═════ STORED ROWS ═════

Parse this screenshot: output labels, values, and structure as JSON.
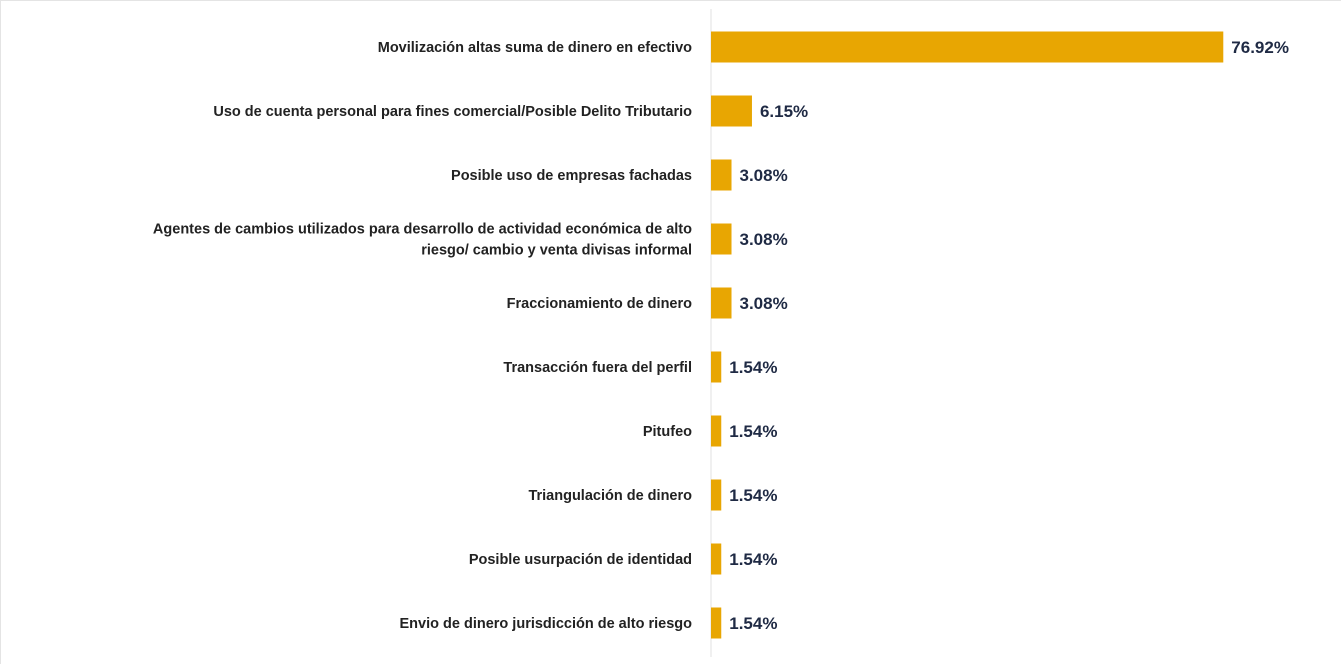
{
  "chart_data": {
    "type": "bar",
    "orientation": "horizontal",
    "categories": [
      [
        "Movilización altas suma de dinero en efectivo"
      ],
      [
        "Uso de cuenta personal para fines comercial/Posible Delito Tributario"
      ],
      [
        "Posible uso de empresas fachadas"
      ],
      [
        "Agentes de cambios utilizados para desarrollo de actividad económica de alto",
        "riesgo/ cambio y venta divisas informal"
      ],
      [
        "Fraccionamiento de dinero"
      ],
      [
        "Transacción fuera del perfil"
      ],
      [
        "Pitufeo"
      ],
      [
        "Triangulación de dinero"
      ],
      [
        "Posible usurpación de identidad"
      ],
      [
        "Envio de dinero jurisdicción de alto riesgo"
      ]
    ],
    "values": [
      76.92,
      6.15,
      3.08,
      3.08,
      3.08,
      1.54,
      1.54,
      1.54,
      1.54,
      1.54
    ],
    "value_labels": [
      "76.92%",
      "6.15%",
      "3.08%",
      "3.08%",
      "3.08%",
      "1.54%",
      "1.54%",
      "1.54%",
      "1.54%",
      "1.54%"
    ],
    "xlim": [
      0,
      100
    ],
    "grid": false,
    "legend": "none",
    "colors": {
      "bar": "#E8A602",
      "axis": "#e2e2e2",
      "category_text": "#222222",
      "value_text": "#1f2a44"
    }
  }
}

═════

### [DESCRIPTION OF THE TASK]
Would you mind returning each entry above word for word, skipping the images?

### [ANSWER TO THIS TASK]
Parse this screenshot: output labels, values, and structure as JSON.
{
  "chart_data": {
    "type": "bar",
    "orientation": "horizontal",
    "categories": [
      [
        "Movilización altas suma de dinero en efectivo"
      ],
      [
        "Uso de cuenta personal para fines comercial/Posible Delito Tributario"
      ],
      [
        "Posible uso de empresas fachadas"
      ],
      [
        "Agentes de cambios utilizados para desarrollo de actividad económica de alto",
        "riesgo/ cambio y venta divisas informal"
      ],
      [
        "Fraccionamiento de dinero"
      ],
      [
        "Transacción fuera del perfil"
      ],
      [
        "Pitufeo"
      ],
      [
        "Triangulación de dinero"
      ],
      [
        "Posible usurpación de identidad"
      ],
      [
        "Envio de dinero jurisdicción de alto riesgo"
      ]
    ],
    "values": [
      76.92,
      6.15,
      3.08,
      3.08,
      3.08,
      1.54,
      1.54,
      1.54,
      1.54,
      1.54
    ],
    "value_labels": [
      "76.92%",
      "6.15%",
      "3.08%",
      "3.08%",
      "3.08%",
      "1.54%",
      "1.54%",
      "1.54%",
      "1.54%",
      "1.54%"
    ],
    "xlim": [
      0,
      100
    ],
    "grid": false,
    "legend": "none",
    "colors": {
      "bar": "#E8A602",
      "axis": "#e2e2e2",
      "category_text": "#222222",
      "value_text": "#1f2a44"
    }
  }
}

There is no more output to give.